**Goal:** Select, from the data, each line where "sønnen" occurs.
===============
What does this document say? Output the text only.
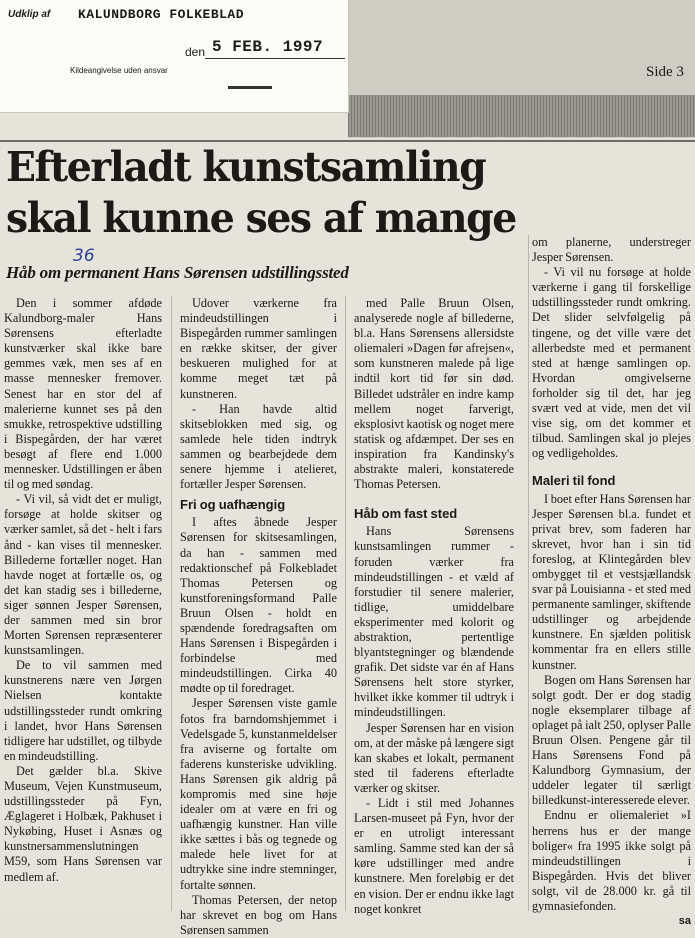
Side 3
Udklip af KALUNDBORG FOLKEBLAD
den 5 FEB. 1997
Kildeangivelse uden ansvar
Efterladt kunstsamling
skal kunne ses af mange
36
Håb om permanent Hans Sørensen udstillingssted

Den i sommer afdøde Kalundborg-maler Hans Sørensens efterladte kunstværker skal ikke bare gemmes væk, men ses af en masse mennesker fremover. Senest har en stor del af malerierne kunnet ses på den smukke, retrospektive udstilling i Bispegården, der har været besøgt af flere end 1.000 mennesker. Udstillingen er åben til og med søndag.

- Vi vil, så vidt det er muligt, forsøge at holde skitser og værker samlet, så det - helt i fars ånd - kan vises til mennesker. Billederne fortæller noget. Han havde noget at fortælle os, og det kan stadig ses i billederne, siger sønnen Jesper Sørensen, der sammen med sin bror Morten Sørensen repræsenterer kunstsamlingen.

De to vil sammen med kunstnerens nære ven Jørgen Nielsen kontakte udstillingssteder rundt omkring i landet, hvor Hans Sørensen tidligere har udstillet, og tilbyde en mindeudstilling.

Det gælder bl.a. Skive Museum, Vejen Kunstmuseum, udstillingssteder på Fyn, Æglageret i Holbæk, Pakhuset i Nykøbing, Huset i Asnæs og kunstnersammenslutningen M59, som Hans Sørensen var medlem af.

Udover værkerne fra mindeudstillingen i Bispegården rummer samlingen en række skitser, der giver beskueren mulighed for at komme meget tæt på kunstneren.

- Han havde altid skitseblokken med sig, og samlede hele tiden indtryk sammen og bearbejdede dem senere hjemme i atelieret, fortæller Jesper Sørensen.

Fri og uafhængig

I aftes åbnede Jesper Sørensen for skitsesamlingen, da han - sammen med redaktionschef på Folkebladet Thomas Petersen og kunstforeningsformand Palle Bruun Olsen - holdt en spændende foredragsaften om Hans Sørensen i Bispegården i forbindelse med mindeudstillingen. Cirka 40 mødte op til foredraget.

Jesper Sørensen viste gamle fotos fra barndomshjemmet i Vedelsgade 5, kunstanmeldelser fra aviserne og fortalte om faderens kunsteriske udvikling. Hans Sørensen gik aldrig på kompromis med sine høje idealer om at være en fri og uafhængig kunstner. Han ville ikke sættes i bås og tegnede og malede hele livet for at udtrykke sine indre stemninger, fortalte sønnen.

Thomas Petersen, der netop har skrevet en bog om Hans Sørensen sammen

med Palle Bruun Olsen, analyserede nogle af billederne, bl.a. Hans Sørensens allersidste oliemaleri »Dagen før afrejsen«, som kunstneren malede på lige indtil kort tid før sin død. Billedet udstråler en indre kamp mellem noget farverigt, eksplosivt kaotisk og noget mere statisk og afdæmpet. Der ses en inspiration fra Kandinsky's abstrakte maleri, konstaterede Thomas Petersen.

Håb om fast sted

Hans Sørensens kunstsamlingen rummer - foruden værker fra mindeudstillingen - et væld af forstudier til senere malerier, tidlige, umiddelbare eksperimenter med kolorit og abstraktion, pertentlige blyantstegninger og blændende grafik. Det sidste var én af Hans Sørensens helt store styrker, hvilket ikke kommer til udtryk i mindeudstillingen.

Jesper Sørensen har en vision om, at der måske på længere sigt kan skabes et lokalt, permanent sted til faderens efterladte værker og skitser.

- Lidt i stil med Johannes Larsen-museet på Fyn, hvor der er en utroligt interessant samling. Samme sted kan der så køre udstillinger med andre kunstnere. Men foreløbig er det en vision. Der er endnu ikke lagt noget konkret

om planerne, understreger Jesper Sørensen.

- Vi vil nu forsøge at holde værkerne i gang til forskellige udstillingssteder rundt omkring. Det slider selvfølgelig på tingene, og det ville være det allerbedste med et permanent sted at hænge samlingen op. Hvordan omgivelserne forholder sig til det, har jeg svært ved at vide, men det vil vise sig, om det kommer et tilbud. Samlingen skal jo plejes og vedligeholdes.

Maleri til fond

I boet efter Hans Sørensen har Jesper Sørensen bl.a. fundet et privat brev, som faderen har skrevet, hvor han i sin tid foreslog, at Klintegården blev ombygget til et vestsjællandsk svar på Louisianna - et sted med permanente samlinger, skiftende udstillinger og arbejdende kunstnere. En sjælden politisk kommentar fra en ellers stille kunstner.

Bogen om Hans Sørensen har solgt godt. Der er dog stadig nogle eksemplarer tilbage af oplaget på ialt 250, oplyser Palle Bruun Olsen. Pengene går til Hans Sørensens Fond på Kalundborg Gymnasium, der uddeler legater til særligt billedkunst-interesserede elever.

Endnu er oliemaleriet »I herrens hus er der mange boliger« fra 1995 ikke solgt på mindeudstillingen i Bispegården. Hvis det bliver solgt, vil de 28.000 kr. gå til gymnasiefonden.

sa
===============
**Written response:**
- Vi vil, så vidt det er muligt, forsøge at holde skitser og værker samlet, så det - helt i fars ånd - kan vises til mennesker. Billederne fortæller noget. Han havde noget at fortælle os, og det kan stadig ses i billederne, siger sønnen Jesper Sørensen, der sammen med sin bror Morten Sørensen repræsenterer kunstsamlingen.
Jesper Sørensen viste gamle fotos fra barndomshjemmet i Vedelsgade 5, kunstanmeldelser fra aviserne og fortalte om faderens kunsteriske udvikling. Hans Sørensen gik aldrig på kompromis med sine høje idealer om at være en fri og uafhængig kunstner. Han ville ikke sættes i bås og tegnede og malede hele livet for at udtrykke sine indre stemninger, fortalte sønnen.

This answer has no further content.